- **TEKS BACAAN**:
Depan Pabrik Garment Kelapa Mas dan Pabrik kertas Purinusa Ekapersada menjadi lajur panjang tempat parkir dadakan. Waktu yang semakin siang membuat kabin “menghangat”. Di muka Pabrik PT APAC inti Corpora, wuusshhh…… Royal Safari Solo-Semarang mengkomando aksi “menyebrang” ke jalur berlawanan, di belakangnya sesame kolega satu atap menempel ketat. Turut bergabung Eka Cepat Semarang-Surabaya ikut melangkah di jalur berlawanan yang hanya dibatasi marka jalan tanpa median jalan itu. Sempat beberapa saat kami ikut dalam “barisan pemburu waktu” itu, sebelum kembali ke jalur yang benar.

- **DATA SUMBER**:
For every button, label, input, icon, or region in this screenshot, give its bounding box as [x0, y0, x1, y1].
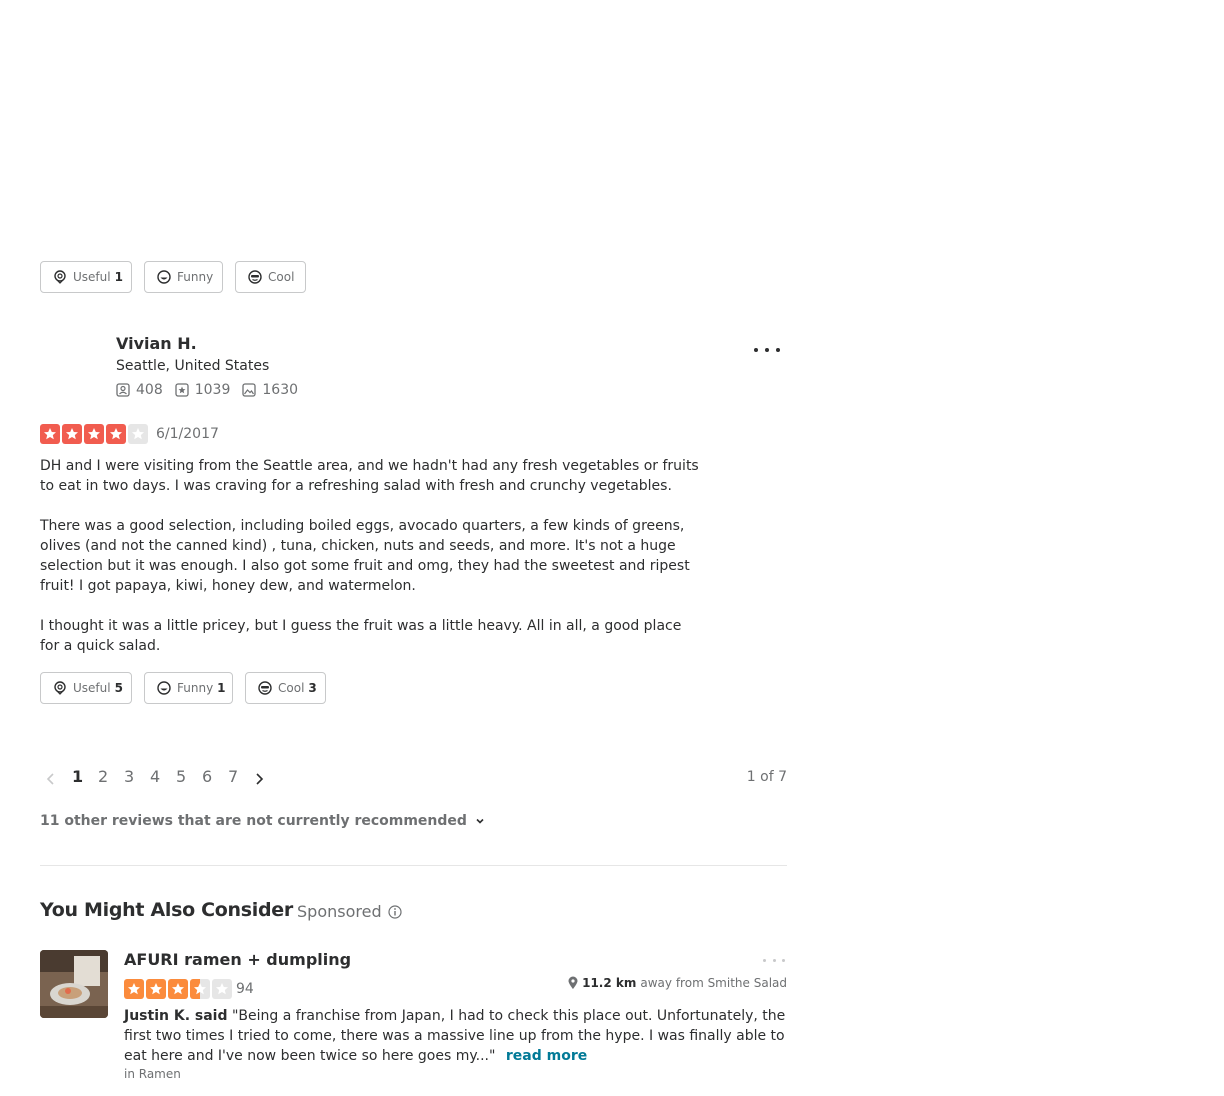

- **DAFTAR TUGAS**:
- A) Jawab pertanyaan berikut berdasarkan teks bacaan.
(i) Di depan pabrik apa saja lajur panjang menjadi tempat parkir dadakan?
(ii) Bus apa yang mengomando aksi menyeberang ke jalur berlawanan?
(iii) Apa yang membatasi jalur berlawanan itu?
- B) Salin kata demi kata bagian teks bacaan dari "Depan Pabrik Garment" sampai "jalur yang benar.".
- C) Sambung teks bacaan tentang perjalanan bus itu, dimulai sesudah kalimat terakhirnya.

- **DAFTAR JAWABAN**:
- A)
(i) Pabrik Garment Kelapa Mas dan Pabrik kertas Purinusa Ekapersada.
(ii) Royal Safari Solo-Semarang.
(iii) Hanya marka jalan, tanpa median jalan.

- B)
Depan Pabrik Garment Kelapa Mas dan Pabrik kertas Purinusa Ekapersada menjadi lajur panjang tempat parkir dadakan. Waktu yang semakin siang membuat kabin “menghangat”. Di muka Pabrik PT APAC inti Corpora, wuusshhh…… Royal Safari Solo-Semarang mengkomando aksi “menyebrang” ke jalur berlawanan, di belakangnya sesame kolega satu atap menempel ketat. Turut bergabung Eka Cepat Semarang-Surabaya ikut melangkah di jalur berlawanan yang hanya dibatasi marka jalan tanpa median jalan itu. Sempat beberapa saat kami ikut dalam “barisan pemburu waktu” itu, sebelum kembali ke jalur yang benar.

- C)
Tanda tanya tentang sumber keruwetan pagi itu terjawab sudah saat kami merangkak dalam tanjakan Merak Mati, dimana sisi barat (lajur kiri dari Bawen menuju Semarang) sedang dicor beton. Pantas jika tadi pagi Tri Sakti.a ’93 terlambat masuk Semarang. Kami turun di depan pintu masuk Selatan Terminal Bawen. Jam menunjukkan pukul 8.00 tepat saat kami turun. Setelah sarapan kami menuju ke jalur tem-teman bus menuju Magelang. Pagi itu hanya Maju Makmur “Mamma Mia” dengan tujuan Purwokerto via Wonosobo yang sedang stand by di pintu keluar Terminal, sementara bus tujuan Magelang/Jogja tidak tampak di dalam terminal. Langsung Bumel Kudus-Semarang-Wonosobo-Purwokerto justru masuk menggantikan posisi “Mamma Mia”. Baru sebentar Langsung masuk Terminal, eh masuk pula Tri Kusuma dengan tujuan yang sama. Dengan banyaknya bus tujuan Wonosobo via Parakan yang masuk terminal, maka timbul niatan untuk langsung pulang ke Parakan tanpa mampir Magelang. Apalagi Tri Kusuma yang baru saja masuk inilah salah satu bus buruanku. Secara kebetulan masuk pula Sumber Waras tujuan Magelang-Jogja. Akhirnya kami putuskan untuk berpisah, dua anggota rombongan naik Sumber Waras, sementara aku berjalan menuju Tri Kusuma yang sudah sukses melengserkan Langsung dari lokasi ngetemnya dan kemudian kembali ke utara.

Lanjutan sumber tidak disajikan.